• WHAT YOU HAVE TO DO:
Output the full listing below exactly as it reads, and skip anything that is a picture.
◆ ◆ ◆ ◆
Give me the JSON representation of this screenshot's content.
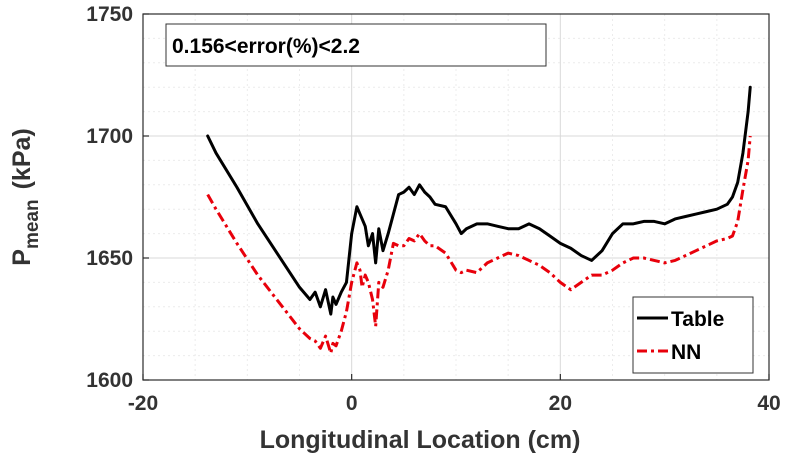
{
  "chart_data": {
    "type": "line",
    "title": "",
    "xlabel": "Longitudinal Location (cm)",
    "ylabel_main": "P",
    "ylabel_sub": "mean",
    "ylabel_unit": "(kPa)",
    "xlim": [
      -20,
      40
    ],
    "ylim": [
      1600,
      1750
    ],
    "xticks": [
      -20,
      0,
      20,
      40
    ],
    "yticks": [
      1600,
      1650,
      1700,
      1750
    ],
    "grid": true,
    "legend_position": "bottom-right",
    "annotation": "0.156<error(%)<2.2",
    "series": [
      {
        "name": "Table",
        "color": "#000000",
        "style": "solid",
        "x": [
          -13.8,
          -13,
          -11,
          -9,
          -7,
          -5,
          -4,
          -3.5,
          -3,
          -2.5,
          -2,
          -1.8,
          -1.5,
          -1,
          -0.5,
          0,
          0.5,
          0.8,
          1,
          1.3,
          1.6,
          2,
          2.3,
          2.6,
          3,
          3.5,
          4,
          4.5,
          5,
          5.5,
          6,
          6.5,
          7,
          7.5,
          8,
          9,
          10,
          10.5,
          11,
          12,
          13,
          14,
          15,
          16,
          17,
          18,
          19,
          20,
          21,
          22,
          23,
          24,
          25,
          26,
          27,
          28,
          29,
          30,
          31,
          32,
          33,
          34,
          35,
          36,
          36.5,
          37,
          37.5,
          38,
          38.2
        ],
        "values": [
          1700,
          1693,
          1679,
          1664,
          1651,
          1638,
          1633,
          1636,
          1630,
          1637,
          1627,
          1634,
          1631,
          1636,
          1640,
          1660,
          1671,
          1668,
          1666,
          1663,
          1655,
          1660,
          1648,
          1662,
          1653,
          1660,
          1668,
          1676,
          1677,
          1679,
          1676,
          1680,
          1677,
          1675,
          1672,
          1671,
          1664,
          1660,
          1662,
          1664,
          1664,
          1663,
          1662,
          1662,
          1664,
          1662,
          1659,
          1656,
          1654,
          1651,
          1649,
          1653,
          1660,
          1664,
          1664,
          1665,
          1665,
          1664,
          1666,
          1667,
          1668,
          1669,
          1670,
          1672,
          1675,
          1681,
          1693,
          1710,
          1720
        ]
      },
      {
        "name": "NN",
        "color": "#e8000b",
        "style": "dashdot",
        "x": [
          -13.8,
          -13,
          -11,
          -9,
          -7,
          -5,
          -4,
          -3.5,
          -3,
          -2.5,
          -2,
          -1.8,
          -1.5,
          -1,
          -0.5,
          0,
          0.5,
          0.8,
          1,
          1.3,
          1.6,
          2,
          2.3,
          2.6,
          3,
          3.5,
          4,
          4.5,
          5,
          5.5,
          6,
          6.5,
          7,
          7.5,
          8,
          9,
          10,
          10.5,
          11,
          12,
          13,
          14,
          15,
          16,
          17,
          18,
          19,
          20,
          21,
          22,
          23,
          24,
          25,
          26,
          27,
          28,
          29,
          30,
          31,
          32,
          33,
          34,
          35,
          36,
          36.5,
          37,
          37.5,
          38,
          38.2
        ],
        "values": [
          1676,
          1670,
          1656,
          1643,
          1632,
          1621,
          1617,
          1616,
          1613,
          1618,
          1611,
          1615,
          1614,
          1620,
          1628,
          1640,
          1648,
          1645,
          1638,
          1643,
          1640,
          1633,
          1622,
          1640,
          1638,
          1645,
          1656,
          1655,
          1655,
          1658,
          1657,
          1660,
          1657,
          1655,
          1655,
          1652,
          1645,
          1644,
          1645,
          1644,
          1648,
          1650,
          1652,
          1651,
          1649,
          1647,
          1644,
          1640,
          1637,
          1640,
          1643,
          1643,
          1645,
          1648,
          1650,
          1650,
          1649,
          1648,
          1649,
          1651,
          1653,
          1655,
          1657,
          1658,
          1659,
          1665,
          1678,
          1690,
          1700
        ]
      }
    ]
  }
}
◆ ◆ ◆ ◆
• PROBLEM SOLUTION:
Give me the JSON representation of this screenshot's content.
{
  "chart_data": {
    "type": "line",
    "title": "",
    "xlabel": "Longitudinal Location (cm)",
    "ylabel_main": "P",
    "ylabel_sub": "mean",
    "ylabel_unit": "(kPa)",
    "xlim": [
      -20,
      40
    ],
    "ylim": [
      1600,
      1750
    ],
    "xticks": [
      -20,
      0,
      20,
      40
    ],
    "yticks": [
      1600,
      1650,
      1700,
      1750
    ],
    "grid": true,
    "legend_position": "bottom-right",
    "annotation": "0.156<error(%)<2.2",
    "series": [
      {
        "name": "Table",
        "color": "#000000",
        "style": "solid",
        "x": [
          -13.8,
          -13,
          -11,
          -9,
          -7,
          -5,
          -4,
          -3.5,
          -3,
          -2.5,
          -2,
          -1.8,
          -1.5,
          -1,
          -0.5,
          0,
          0.5,
          0.8,
          1,
          1.3,
          1.6,
          2,
          2.3,
          2.6,
          3,
          3.5,
          4,
          4.5,
          5,
          5.5,
          6,
          6.5,
          7,
          7.5,
          8,
          9,
          10,
          10.5,
          11,
          12,
          13,
          14,
          15,
          16,
          17,
          18,
          19,
          20,
          21,
          22,
          23,
          24,
          25,
          26,
          27,
          28,
          29,
          30,
          31,
          32,
          33,
          34,
          35,
          36,
          36.5,
          37,
          37.5,
          38,
          38.2
        ],
        "values": [
          1700,
          1693,
          1679,
          1664,
          1651,
          1638,
          1633,
          1636,
          1630,
          1637,
          1627,
          1634,
          1631,
          1636,
          1640,
          1660,
          1671,
          1668,
          1666,
          1663,
          1655,
          1660,
          1648,
          1662,
          1653,
          1660,
          1668,
          1676,
          1677,
          1679,
          1676,
          1680,
          1677,
          1675,
          1672,
          1671,
          1664,
          1660,
          1662,
          1664,
          1664,
          1663,
          1662,
          1662,
          1664,
          1662,
          1659,
          1656,
          1654,
          1651,
          1649,
          1653,
          1660,
          1664,
          1664,
          1665,
          1665,
          1664,
          1666,
          1667,
          1668,
          1669,
          1670,
          1672,
          1675,
          1681,
          1693,
          1710,
          1720
        ]
      },
      {
        "name": "NN",
        "color": "#e8000b",
        "style": "dashdot",
        "x": [
          -13.8,
          -13,
          -11,
          -9,
          -7,
          -5,
          -4,
          -3.5,
          -3,
          -2.5,
          -2,
          -1.8,
          -1.5,
          -1,
          -0.5,
          0,
          0.5,
          0.8,
          1,
          1.3,
          1.6,
          2,
          2.3,
          2.6,
          3,
          3.5,
          4,
          4.5,
          5,
          5.5,
          6,
          6.5,
          7,
          7.5,
          8,
          9,
          10,
          10.5,
          11,
          12,
          13,
          14,
          15,
          16,
          17,
          18,
          19,
          20,
          21,
          22,
          23,
          24,
          25,
          26,
          27,
          28,
          29,
          30,
          31,
          32,
          33,
          34,
          35,
          36,
          36.5,
          37,
          37.5,
          38,
          38.2
        ],
        "values": [
          1676,
          1670,
          1656,
          1643,
          1632,
          1621,
          1617,
          1616,
          1613,
          1618,
          1611,
          1615,
          1614,
          1620,
          1628,
          1640,
          1648,
          1645,
          1638,
          1643,
          1640,
          1633,
          1622,
          1640,
          1638,
          1645,
          1656,
          1655,
          1655,
          1658,
          1657,
          1660,
          1657,
          1655,
          1655,
          1652,
          1645,
          1644,
          1645,
          1644,
          1648,
          1650,
          1652,
          1651,
          1649,
          1647,
          1644,
          1640,
          1637,
          1640,
          1643,
          1643,
          1645,
          1648,
          1650,
          1650,
          1649,
          1648,
          1649,
          1651,
          1653,
          1655,
          1657,
          1658,
          1659,
          1665,
          1678,
          1690,
          1700
        ]
      }
    ]
  }
}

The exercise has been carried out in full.